Data records:
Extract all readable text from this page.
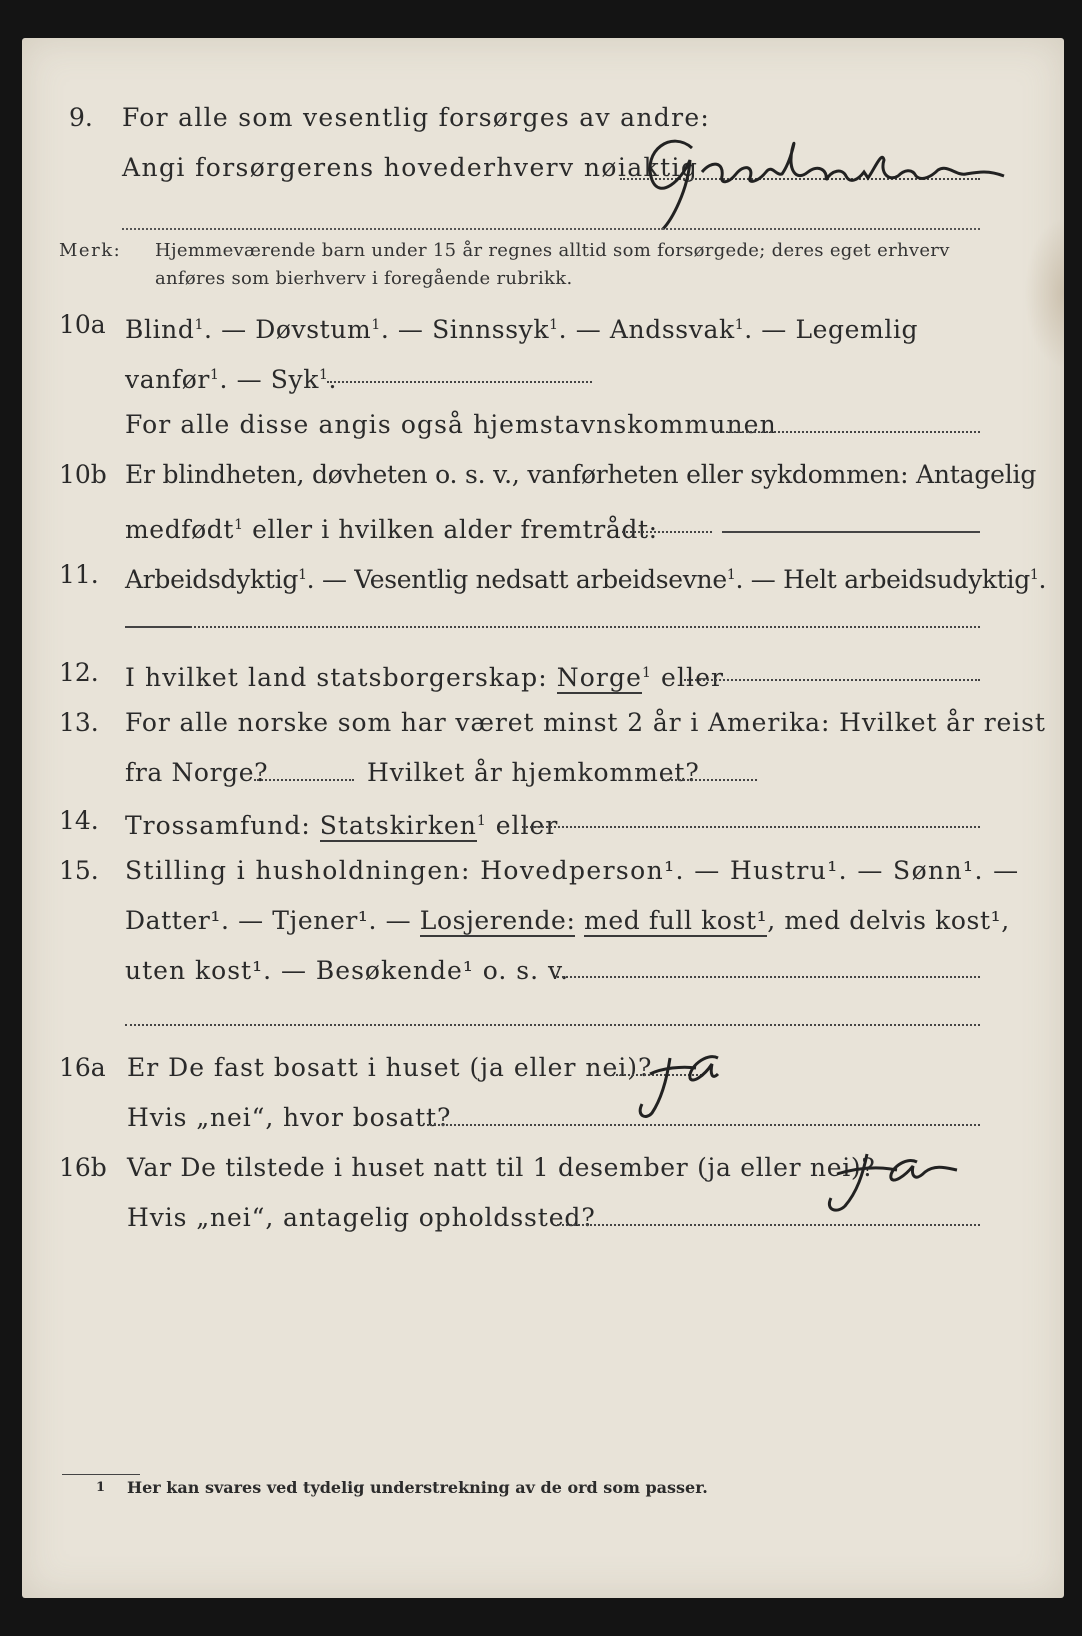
9. For alle som vesentlig forsørges av andre:
Angi forsørgerens hovederhverv nøiaktig
Merk: Hjemmeværende barn under 15 år regnes alltid som forsørgede; deres eget erhverv
anføres som bierhverv i foregående rubrikk.
10a Blind$^1$. — Døvstum$^1$. — Sinnssyk$^1$. — Andssvak$^1$. — Legemlig
vanfør$^1$. — Syk$^1$.
For alle disse angis også hjemstavnskommunen
10b Er blindheten, døvheten o. s. v., vanførheten eller sykdommen: Antagelig
medfødt$^1$ eller i hvilken alder fremtrådt:
11. Arbeidsdyktig$^1$. — Vesentlig nedsatt arbeidsevne$^1$. — Helt arbeidsudyktig$^1$.
12. I hvilket land statsborgerskap: Norge$^1$ eller
13. For alle norske som har været minst 2 år i Amerika: Hvilket år reist
fra Norge?	Hvilket år hjemkommet?
14. Trossamfund: Statskirken$^1$ eller
15. Stilling i husholdningen: Hovedperson¹. — Hustru¹. — Sønn¹. —
Datter¹. — Tjener¹. — Losjerende: med full kost¹, med delvis kost¹,
uten kost¹. — Besøkende¹ o. s. v.
16a Er De fast bosatt i huset (ja eller nei)?
Hvis „nei“, hvor bosatt?
16b Var De tilstede i huset natt til 1 desember (ja eller nei)?
Hvis „nei“, antagelig opholdssted?
1 Her kan svares ved tydelig understrekning av de ord som passer.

Set exercise
Copy all the records above exactly, but leave out the pictures.

Finished exercise
Extract all readable text from this page.
9. For alle som vesentlig forsørges av andre:
Angi forsørgerens hovederhverv nøiaktig
Merk: Hjemmeværende barn under 15 år regnes alltid som forsørgede; deres eget erhverv
anføres som bierhverv i foregående rubrikk.
10a Blind$^1$. — Døvstum$^1$. — Sinnssyk$^1$. — Andssvak$^1$. — Legemlig
vanfør$^1$. — Syk$^1$.
For alle disse angis også hjemstavnskommunen
10b Er blindheten, døvheten o. s. v., vanførheten eller sykdommen: Antagelig
medfødt$^1$ eller i hvilken alder fremtrådt:
11. Arbeidsdyktig$^1$. — Vesentlig nedsatt arbeidsevne$^1$. — Helt arbeidsudyktig$^1$.
12. I hvilket land statsborgerskap: Norge$^1$ eller
13. For alle norske som har været minst 2 år i Amerika: Hvilket år reist
fra Norge?	Hvilket år hjemkommet?
14. Trossamfund: Statskirken$^1$ eller
15. Stilling i husholdningen: Hovedperson¹. — Hustru¹. — Sønn¹. —
Datter¹. — Tjener¹. — Losjerende: med full kost¹, med delvis kost¹,
uten kost¹. — Besøkende¹ o. s. v.
16a Er De fast bosatt i huset (ja eller nei)?
Hvis „nei“, hvor bosatt?
16b Var De tilstede i huset natt til 1 desember (ja eller nei)?
Hvis „nei“, antagelig opholdssted?
1 Her kan svares ved tydelig understrekning av de ord som passer.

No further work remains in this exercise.